*Problem description:* Pull every line containing "JSON" from the entries.
········
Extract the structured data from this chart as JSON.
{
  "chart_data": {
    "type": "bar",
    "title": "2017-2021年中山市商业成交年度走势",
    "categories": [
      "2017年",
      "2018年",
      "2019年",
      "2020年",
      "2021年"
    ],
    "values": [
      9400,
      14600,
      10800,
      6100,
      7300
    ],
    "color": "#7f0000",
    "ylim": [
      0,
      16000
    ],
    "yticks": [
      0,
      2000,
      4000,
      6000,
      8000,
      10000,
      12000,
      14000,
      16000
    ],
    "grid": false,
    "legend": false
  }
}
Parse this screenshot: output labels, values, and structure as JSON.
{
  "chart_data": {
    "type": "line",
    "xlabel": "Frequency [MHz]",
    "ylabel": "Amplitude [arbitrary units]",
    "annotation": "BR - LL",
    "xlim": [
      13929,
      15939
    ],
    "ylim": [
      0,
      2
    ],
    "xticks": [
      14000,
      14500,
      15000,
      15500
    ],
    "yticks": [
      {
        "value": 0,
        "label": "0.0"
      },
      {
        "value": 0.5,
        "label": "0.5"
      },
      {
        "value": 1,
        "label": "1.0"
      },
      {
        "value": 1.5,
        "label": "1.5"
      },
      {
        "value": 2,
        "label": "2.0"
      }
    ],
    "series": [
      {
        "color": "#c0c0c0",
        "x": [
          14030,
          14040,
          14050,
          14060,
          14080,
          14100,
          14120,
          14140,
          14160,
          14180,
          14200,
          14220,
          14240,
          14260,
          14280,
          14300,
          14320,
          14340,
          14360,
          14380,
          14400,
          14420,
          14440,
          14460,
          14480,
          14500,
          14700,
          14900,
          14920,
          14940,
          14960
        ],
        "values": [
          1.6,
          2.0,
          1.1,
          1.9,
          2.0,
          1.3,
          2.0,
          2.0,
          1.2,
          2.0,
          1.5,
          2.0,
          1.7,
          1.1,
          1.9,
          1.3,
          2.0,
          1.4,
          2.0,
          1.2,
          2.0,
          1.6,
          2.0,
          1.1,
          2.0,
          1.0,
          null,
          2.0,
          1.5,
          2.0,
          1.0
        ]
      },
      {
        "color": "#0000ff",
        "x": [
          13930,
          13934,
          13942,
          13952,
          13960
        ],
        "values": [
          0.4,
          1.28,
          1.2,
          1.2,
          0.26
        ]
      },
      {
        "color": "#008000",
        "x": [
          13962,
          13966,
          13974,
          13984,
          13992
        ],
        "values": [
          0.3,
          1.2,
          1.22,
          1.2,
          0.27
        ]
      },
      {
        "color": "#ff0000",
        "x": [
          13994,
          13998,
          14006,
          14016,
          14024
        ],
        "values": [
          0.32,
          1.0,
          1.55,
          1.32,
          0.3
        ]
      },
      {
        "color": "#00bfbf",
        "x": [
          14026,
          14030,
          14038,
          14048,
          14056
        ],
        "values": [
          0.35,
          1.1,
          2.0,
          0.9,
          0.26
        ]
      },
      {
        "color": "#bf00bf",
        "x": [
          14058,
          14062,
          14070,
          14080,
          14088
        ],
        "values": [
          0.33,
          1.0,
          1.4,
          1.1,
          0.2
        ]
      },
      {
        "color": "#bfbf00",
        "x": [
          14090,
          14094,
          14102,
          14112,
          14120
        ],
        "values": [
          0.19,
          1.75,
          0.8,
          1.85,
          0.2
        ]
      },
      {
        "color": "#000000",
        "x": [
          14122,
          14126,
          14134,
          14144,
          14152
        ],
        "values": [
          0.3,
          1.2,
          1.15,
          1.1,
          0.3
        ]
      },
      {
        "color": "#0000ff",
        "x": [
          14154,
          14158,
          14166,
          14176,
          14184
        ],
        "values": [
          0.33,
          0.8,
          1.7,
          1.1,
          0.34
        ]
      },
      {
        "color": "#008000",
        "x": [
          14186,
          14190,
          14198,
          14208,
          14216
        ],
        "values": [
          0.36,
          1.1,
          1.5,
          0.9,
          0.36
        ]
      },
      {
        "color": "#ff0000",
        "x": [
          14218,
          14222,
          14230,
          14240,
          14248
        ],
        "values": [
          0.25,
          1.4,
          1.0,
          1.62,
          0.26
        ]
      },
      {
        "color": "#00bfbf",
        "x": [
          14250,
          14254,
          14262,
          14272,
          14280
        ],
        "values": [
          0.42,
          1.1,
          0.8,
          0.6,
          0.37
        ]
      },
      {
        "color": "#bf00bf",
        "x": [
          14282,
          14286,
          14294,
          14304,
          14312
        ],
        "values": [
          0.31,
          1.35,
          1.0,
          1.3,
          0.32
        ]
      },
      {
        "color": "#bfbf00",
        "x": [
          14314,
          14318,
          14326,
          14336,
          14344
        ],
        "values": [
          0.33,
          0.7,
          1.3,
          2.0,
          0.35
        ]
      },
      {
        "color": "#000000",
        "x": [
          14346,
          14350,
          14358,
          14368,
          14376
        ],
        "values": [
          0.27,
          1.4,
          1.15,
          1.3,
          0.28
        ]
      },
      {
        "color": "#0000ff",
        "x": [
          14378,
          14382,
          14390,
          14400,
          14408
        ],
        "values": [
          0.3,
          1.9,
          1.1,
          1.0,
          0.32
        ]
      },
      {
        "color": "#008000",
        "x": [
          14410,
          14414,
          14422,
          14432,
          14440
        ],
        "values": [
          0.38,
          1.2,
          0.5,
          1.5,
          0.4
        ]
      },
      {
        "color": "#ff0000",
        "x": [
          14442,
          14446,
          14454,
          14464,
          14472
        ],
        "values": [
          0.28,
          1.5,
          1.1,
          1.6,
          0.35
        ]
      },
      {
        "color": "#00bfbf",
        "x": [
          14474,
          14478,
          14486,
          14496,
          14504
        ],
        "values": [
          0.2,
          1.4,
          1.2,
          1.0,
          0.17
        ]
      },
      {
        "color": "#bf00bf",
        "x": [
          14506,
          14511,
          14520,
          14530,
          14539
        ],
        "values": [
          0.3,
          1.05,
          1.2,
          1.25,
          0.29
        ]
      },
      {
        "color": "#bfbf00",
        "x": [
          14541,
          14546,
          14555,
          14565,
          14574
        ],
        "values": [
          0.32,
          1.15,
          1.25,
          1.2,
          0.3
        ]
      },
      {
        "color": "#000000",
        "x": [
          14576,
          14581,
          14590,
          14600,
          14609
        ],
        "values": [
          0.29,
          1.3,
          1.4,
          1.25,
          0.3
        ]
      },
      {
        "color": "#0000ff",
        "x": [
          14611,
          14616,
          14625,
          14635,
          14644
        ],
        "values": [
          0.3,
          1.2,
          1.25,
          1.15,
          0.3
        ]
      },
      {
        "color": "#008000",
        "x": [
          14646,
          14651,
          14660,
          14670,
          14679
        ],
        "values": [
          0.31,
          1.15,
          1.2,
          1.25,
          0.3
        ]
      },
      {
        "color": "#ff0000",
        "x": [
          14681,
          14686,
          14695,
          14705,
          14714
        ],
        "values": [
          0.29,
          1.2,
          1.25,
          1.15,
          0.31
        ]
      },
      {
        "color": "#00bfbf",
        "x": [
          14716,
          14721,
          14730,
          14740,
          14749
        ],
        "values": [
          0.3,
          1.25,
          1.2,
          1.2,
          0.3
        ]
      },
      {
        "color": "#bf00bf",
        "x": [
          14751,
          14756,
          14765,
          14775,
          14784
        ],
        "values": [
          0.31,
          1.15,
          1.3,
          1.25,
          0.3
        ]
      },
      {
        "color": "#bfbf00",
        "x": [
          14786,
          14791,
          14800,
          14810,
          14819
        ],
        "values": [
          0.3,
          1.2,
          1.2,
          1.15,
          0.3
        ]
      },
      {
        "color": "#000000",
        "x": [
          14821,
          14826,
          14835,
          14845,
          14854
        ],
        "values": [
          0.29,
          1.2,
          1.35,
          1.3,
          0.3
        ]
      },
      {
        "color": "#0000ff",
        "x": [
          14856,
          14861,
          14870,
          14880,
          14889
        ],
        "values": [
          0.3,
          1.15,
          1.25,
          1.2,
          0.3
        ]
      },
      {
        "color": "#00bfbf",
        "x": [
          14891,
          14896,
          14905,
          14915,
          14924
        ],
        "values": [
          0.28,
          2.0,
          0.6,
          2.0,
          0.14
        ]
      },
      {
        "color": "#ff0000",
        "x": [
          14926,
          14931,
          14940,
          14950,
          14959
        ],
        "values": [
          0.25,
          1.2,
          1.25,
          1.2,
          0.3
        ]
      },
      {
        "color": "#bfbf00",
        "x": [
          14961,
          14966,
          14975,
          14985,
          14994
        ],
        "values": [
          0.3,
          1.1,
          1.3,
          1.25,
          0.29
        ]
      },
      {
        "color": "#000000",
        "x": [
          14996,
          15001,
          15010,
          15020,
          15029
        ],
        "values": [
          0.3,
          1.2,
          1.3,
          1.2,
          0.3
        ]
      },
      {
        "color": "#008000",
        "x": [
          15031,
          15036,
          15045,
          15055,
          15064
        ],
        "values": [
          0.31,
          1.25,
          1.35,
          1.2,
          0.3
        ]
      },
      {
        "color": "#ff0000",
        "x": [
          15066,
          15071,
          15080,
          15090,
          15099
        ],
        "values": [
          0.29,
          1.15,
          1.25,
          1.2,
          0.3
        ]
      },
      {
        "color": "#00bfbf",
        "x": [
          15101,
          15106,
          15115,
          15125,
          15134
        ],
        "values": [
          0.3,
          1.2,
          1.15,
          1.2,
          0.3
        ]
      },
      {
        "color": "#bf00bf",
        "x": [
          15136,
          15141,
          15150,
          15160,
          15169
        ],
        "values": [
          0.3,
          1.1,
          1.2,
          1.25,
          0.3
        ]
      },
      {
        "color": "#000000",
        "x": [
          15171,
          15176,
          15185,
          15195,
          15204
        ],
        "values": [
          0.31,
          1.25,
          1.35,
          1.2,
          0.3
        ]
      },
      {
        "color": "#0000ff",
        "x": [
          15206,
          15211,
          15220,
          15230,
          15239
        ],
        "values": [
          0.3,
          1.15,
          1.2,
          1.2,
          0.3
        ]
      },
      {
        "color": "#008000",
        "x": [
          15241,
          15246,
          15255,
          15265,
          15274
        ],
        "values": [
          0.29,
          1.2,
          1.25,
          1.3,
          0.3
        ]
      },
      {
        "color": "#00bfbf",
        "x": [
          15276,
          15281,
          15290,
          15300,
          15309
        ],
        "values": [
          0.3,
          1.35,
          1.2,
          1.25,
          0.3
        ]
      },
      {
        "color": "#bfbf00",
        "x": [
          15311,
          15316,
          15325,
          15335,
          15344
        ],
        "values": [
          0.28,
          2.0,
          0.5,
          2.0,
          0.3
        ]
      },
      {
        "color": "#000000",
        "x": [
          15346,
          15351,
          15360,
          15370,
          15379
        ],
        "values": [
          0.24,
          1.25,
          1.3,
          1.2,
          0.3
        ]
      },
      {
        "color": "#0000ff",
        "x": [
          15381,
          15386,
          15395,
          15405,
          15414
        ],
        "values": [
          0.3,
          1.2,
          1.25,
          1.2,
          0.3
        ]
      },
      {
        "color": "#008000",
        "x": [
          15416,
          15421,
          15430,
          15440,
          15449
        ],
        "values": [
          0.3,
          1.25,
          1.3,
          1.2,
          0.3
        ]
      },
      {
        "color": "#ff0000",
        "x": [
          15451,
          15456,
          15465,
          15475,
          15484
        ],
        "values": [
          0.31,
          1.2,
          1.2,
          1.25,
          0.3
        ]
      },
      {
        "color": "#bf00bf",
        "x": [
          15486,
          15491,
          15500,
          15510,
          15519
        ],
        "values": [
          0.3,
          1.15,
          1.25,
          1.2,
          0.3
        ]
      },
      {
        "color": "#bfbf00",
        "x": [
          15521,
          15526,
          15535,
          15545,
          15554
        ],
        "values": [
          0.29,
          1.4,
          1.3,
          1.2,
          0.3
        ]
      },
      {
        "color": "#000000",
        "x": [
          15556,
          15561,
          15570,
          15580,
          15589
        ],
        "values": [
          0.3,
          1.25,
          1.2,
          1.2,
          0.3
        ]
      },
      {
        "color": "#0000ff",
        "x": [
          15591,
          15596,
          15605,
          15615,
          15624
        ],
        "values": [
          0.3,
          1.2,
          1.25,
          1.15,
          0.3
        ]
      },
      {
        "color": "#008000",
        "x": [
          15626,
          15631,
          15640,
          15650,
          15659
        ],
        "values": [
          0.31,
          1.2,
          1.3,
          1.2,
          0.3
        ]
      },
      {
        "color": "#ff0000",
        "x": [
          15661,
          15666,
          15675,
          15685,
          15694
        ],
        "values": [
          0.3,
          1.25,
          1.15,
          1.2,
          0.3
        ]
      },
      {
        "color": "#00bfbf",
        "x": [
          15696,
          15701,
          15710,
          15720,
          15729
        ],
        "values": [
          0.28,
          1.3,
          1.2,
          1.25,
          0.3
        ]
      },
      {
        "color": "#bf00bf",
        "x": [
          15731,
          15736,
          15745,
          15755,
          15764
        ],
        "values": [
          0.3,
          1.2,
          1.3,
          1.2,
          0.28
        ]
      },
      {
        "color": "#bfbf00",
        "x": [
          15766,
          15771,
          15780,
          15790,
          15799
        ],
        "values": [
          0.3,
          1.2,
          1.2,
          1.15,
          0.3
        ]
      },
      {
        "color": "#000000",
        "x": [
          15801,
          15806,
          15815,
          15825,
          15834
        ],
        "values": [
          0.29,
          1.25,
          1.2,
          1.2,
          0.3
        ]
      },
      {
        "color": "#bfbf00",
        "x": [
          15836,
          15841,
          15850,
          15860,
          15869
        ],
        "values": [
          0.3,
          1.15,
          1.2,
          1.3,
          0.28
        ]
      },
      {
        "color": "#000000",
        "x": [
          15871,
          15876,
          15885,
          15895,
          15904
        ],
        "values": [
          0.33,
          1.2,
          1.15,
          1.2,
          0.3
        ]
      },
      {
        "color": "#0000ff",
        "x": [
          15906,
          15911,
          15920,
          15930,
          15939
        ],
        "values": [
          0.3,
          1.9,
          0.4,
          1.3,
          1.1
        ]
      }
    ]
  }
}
········
*Reply to the task:*
Extract the structured data from this chart as JSON.
Parse this screenshot: output labels, values, and structure as JSON.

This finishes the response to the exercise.